- _Short task_:
Retype exactly the lines that run from the line with "What does this" to the final line of the entries, keeping both ends and nothing else.
▬▬▬▬▬▬
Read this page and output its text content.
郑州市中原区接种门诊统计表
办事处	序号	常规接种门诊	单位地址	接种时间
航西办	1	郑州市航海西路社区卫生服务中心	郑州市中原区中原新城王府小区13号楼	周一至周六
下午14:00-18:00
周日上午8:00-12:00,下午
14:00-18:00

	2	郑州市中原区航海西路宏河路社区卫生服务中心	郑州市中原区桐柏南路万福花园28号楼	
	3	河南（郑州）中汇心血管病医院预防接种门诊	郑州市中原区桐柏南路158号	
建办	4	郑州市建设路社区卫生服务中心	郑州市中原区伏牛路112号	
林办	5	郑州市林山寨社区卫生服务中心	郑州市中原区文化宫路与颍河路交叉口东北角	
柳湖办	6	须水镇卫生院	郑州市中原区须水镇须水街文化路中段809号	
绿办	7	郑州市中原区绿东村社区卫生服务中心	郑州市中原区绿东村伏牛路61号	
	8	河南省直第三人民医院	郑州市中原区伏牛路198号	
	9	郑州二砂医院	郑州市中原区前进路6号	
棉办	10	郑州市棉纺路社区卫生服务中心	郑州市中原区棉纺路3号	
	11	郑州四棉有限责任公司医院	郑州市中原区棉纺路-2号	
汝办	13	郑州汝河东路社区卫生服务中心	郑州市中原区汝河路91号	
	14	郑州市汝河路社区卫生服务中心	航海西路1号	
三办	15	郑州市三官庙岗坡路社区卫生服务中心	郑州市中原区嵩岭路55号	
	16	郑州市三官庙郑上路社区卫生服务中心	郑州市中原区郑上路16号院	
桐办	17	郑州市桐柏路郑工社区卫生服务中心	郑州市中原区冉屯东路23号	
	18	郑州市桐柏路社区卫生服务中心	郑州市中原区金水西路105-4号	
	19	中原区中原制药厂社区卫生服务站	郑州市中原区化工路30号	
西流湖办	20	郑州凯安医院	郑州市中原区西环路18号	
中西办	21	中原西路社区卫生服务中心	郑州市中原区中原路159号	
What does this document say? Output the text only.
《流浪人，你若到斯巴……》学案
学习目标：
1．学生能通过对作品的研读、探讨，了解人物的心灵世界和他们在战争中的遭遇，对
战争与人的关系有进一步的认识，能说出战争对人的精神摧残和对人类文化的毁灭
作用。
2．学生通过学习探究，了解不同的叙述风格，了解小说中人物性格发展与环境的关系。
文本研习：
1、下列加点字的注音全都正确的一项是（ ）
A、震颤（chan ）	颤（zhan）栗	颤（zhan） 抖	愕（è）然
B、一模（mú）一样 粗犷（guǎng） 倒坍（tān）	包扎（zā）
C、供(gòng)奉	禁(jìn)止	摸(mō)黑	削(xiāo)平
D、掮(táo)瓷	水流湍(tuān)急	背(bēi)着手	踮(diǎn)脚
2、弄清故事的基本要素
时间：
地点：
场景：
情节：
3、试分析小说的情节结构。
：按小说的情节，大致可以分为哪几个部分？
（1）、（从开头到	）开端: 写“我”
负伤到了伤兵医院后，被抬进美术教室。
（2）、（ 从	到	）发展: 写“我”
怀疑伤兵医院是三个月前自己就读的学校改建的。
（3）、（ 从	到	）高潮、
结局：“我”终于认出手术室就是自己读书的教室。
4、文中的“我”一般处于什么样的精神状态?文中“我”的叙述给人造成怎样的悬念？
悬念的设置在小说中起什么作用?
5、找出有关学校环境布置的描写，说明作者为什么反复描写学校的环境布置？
▬▬▬▬▬▬
- _Worked solution_:
What does this document say? Output the text only.
《流浪人，你若到斯巴……》学案
学习目标：
1．学生能通过对作品的研读、探讨，了解人物的心灵世界和他们在战争中的遭遇，对
战争与人的关系有进一步的认识，能说出战争对人的精神摧残和对人类文化的毁灭
作用。
2．学生通过学习探究，了解不同的叙述风格，了解小说中人物性格发展与环境的关系。
文本研习：
1、下列加点字的注音全都正确的一项是（ ）
A、震颤（chan ）	颤（zhan）栗	颤（zhan） 抖	愕（è）然
B、一模（mú）一样 粗犷（guǎng） 倒坍（tān）	包扎（zā）
C、供(gòng)奉	禁(jìn)止	摸(mō)黑	削(xiāo)平
D、掮(táo)瓷	水流湍(tuān)急	背(bēi)着手	踮(diǎn)脚
2、弄清故事的基本要素
时间：
地点：
场景：
情节：
3、试分析小说的情节结构。
：按小说的情节，大致可以分为哪几个部分？
（1）、（从开头到	）开端: 写“我”
负伤到了伤兵医院后，被抬进美术教室。
（2）、（ 从	到	）发展: 写“我”
怀疑伤兵医院是三个月前自己就读的学校改建的。
（3）、（ 从	到	）高潮、
结局：“我”终于认出手术室就是自己读书的教室。
4、文中的“我”一般处于什么样的精神状态?文中“我”的叙述给人造成怎样的悬念？
悬念的设置在小说中起什么作用?
5、找出有关学校环境布置的描写，说明作者为什么反复描写学校的环境布置？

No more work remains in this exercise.